▶ **Exercise inputs**:
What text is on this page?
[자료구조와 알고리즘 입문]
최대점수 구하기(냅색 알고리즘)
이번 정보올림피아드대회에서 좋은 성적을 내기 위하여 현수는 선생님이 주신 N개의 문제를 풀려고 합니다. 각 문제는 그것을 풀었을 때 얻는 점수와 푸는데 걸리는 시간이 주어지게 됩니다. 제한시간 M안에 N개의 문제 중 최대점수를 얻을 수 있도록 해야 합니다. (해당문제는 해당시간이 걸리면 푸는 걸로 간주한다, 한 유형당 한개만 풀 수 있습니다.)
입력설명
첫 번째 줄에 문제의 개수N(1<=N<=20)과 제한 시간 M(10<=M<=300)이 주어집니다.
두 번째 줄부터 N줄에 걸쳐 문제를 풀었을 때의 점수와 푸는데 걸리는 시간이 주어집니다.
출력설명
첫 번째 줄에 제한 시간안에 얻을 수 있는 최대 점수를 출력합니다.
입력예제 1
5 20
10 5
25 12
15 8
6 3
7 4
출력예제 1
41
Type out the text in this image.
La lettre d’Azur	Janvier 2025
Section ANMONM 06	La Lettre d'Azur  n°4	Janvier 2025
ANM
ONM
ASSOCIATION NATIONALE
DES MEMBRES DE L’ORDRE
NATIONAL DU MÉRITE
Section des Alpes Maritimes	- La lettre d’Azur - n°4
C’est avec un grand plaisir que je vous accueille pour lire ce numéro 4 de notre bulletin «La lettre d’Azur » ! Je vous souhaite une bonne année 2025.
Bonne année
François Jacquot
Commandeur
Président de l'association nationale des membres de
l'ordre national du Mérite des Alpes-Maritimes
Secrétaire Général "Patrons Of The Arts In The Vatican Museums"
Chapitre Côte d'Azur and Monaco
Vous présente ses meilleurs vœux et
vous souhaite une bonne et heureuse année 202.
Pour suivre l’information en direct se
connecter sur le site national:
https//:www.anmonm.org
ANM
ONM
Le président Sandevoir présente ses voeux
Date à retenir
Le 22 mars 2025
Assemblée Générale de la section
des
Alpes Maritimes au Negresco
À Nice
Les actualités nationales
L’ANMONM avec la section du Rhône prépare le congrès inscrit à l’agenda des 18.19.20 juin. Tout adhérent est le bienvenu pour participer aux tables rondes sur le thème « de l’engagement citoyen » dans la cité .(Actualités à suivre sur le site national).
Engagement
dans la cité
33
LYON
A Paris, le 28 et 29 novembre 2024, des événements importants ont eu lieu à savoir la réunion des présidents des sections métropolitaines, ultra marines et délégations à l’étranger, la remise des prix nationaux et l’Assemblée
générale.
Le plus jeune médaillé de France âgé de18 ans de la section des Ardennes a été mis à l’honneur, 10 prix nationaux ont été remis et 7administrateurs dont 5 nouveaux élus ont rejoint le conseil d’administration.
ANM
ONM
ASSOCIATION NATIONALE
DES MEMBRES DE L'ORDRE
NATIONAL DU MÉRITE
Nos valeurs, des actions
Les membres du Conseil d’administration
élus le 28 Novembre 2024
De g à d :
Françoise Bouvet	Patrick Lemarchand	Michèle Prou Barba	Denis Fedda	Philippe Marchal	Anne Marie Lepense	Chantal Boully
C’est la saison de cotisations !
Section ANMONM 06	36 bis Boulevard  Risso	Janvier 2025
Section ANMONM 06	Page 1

▶ **Task**: Type out the entries again, word for word.

▶ **Expected answer**:
What text is on this page?
[자료구조와 알고리즘 입문]
최대점수 구하기(냅색 알고리즘)
이번 정보올림피아드대회에서 좋은 성적을 내기 위하여 현수는 선생님이 주신 N개의 문제를 풀려고 합니다. 각 문제는 그것을 풀었을 때 얻는 점수와 푸는데 걸리는 시간이 주어지게 됩니다. 제한시간 M안에 N개의 문제 중 최대점수를 얻을 수 있도록 해야 합니다. (해당문제는 해당시간이 걸리면 푸는 걸로 간주한다, 한 유형당 한개만 풀 수 있습니다.)
입력설명
첫 번째 줄에 문제의 개수N(1<=N<=20)과 제한 시간 M(10<=M<=300)이 주어집니다.
두 번째 줄부터 N줄에 걸쳐 문제를 풀었을 때의 점수와 푸는데 걸리는 시간이 주어집니다.
출력설명
첫 번째 줄에 제한 시간안에 얻을 수 있는 최대 점수를 출력합니다.
입력예제 1
5 20
10 5
25 12
15 8
6 3
7 4
출력예제 1
41
Type out the text in this image.
La lettre d’Azur	Janvier 2025
Section ANMONM 06	La Lettre d'Azur  n°4	Janvier 2025
ANM
ONM
ASSOCIATION NATIONALE
DES MEMBRES DE L’ORDRE
NATIONAL DU MÉRITE
Section des Alpes Maritimes	- La lettre d’Azur - n°4
C’est avec un grand plaisir que je vous accueille pour lire ce numéro 4 de notre bulletin «La lettre d’Azur » ! Je vous souhaite une bonne année 2025.
Bonne année
François Jacquot
Commandeur
Président de l'association nationale des membres de
l'ordre national du Mérite des Alpes-Maritimes
Secrétaire Général "Patrons Of The Arts In The Vatican Museums"
Chapitre Côte d'Azur and Monaco
Vous présente ses meilleurs vœux et
vous souhaite une bonne et heureuse année 202.
Pour suivre l’information en direct se
connecter sur le site national:
https//:www.anmonm.org
ANM
ONM
Le président Sandevoir présente ses voeux
Date à retenir
Le 22 mars 2025
Assemblée Générale de la section
des
Alpes Maritimes au Negresco
À Nice
Les actualités nationales
L’ANMONM avec la section du Rhône prépare le congrès inscrit à l’agenda des 18.19.20 juin. Tout adhérent est le bienvenu pour participer aux tables rondes sur le thème « de l’engagement citoyen » dans la cité .(Actualités à suivre sur le site national).
Engagement
dans la cité
33
LYON
A Paris, le 28 et 29 novembre 2024, des événements importants ont eu lieu à savoir la réunion des présidents des sections métropolitaines, ultra marines et délégations à l’étranger, la remise des prix nationaux et l’Assemblée
générale.
Le plus jeune médaillé de France âgé de18 ans de la section des Ardennes a été mis à l’honneur, 10 prix nationaux ont été remis et 7administrateurs dont 5 nouveaux élus ont rejoint le conseil d’administration.
ANM
ONM
ASSOCIATION NATIONALE
DES MEMBRES DE L'ORDRE
NATIONAL DU MÉRITE
Nos valeurs, des actions
Les membres du Conseil d’administration
élus le 28 Novembre 2024
De g à d :
Françoise Bouvet	Patrick Lemarchand	Michèle Prou Barba	Denis Fedda	Philippe Marchal	Anne Marie Lepense	Chantal Boully
C’est la saison de cotisations !
Section ANMONM 06	36 bis Boulevard  Risso	Janvier 2025
Section ANMONM 06	Page 1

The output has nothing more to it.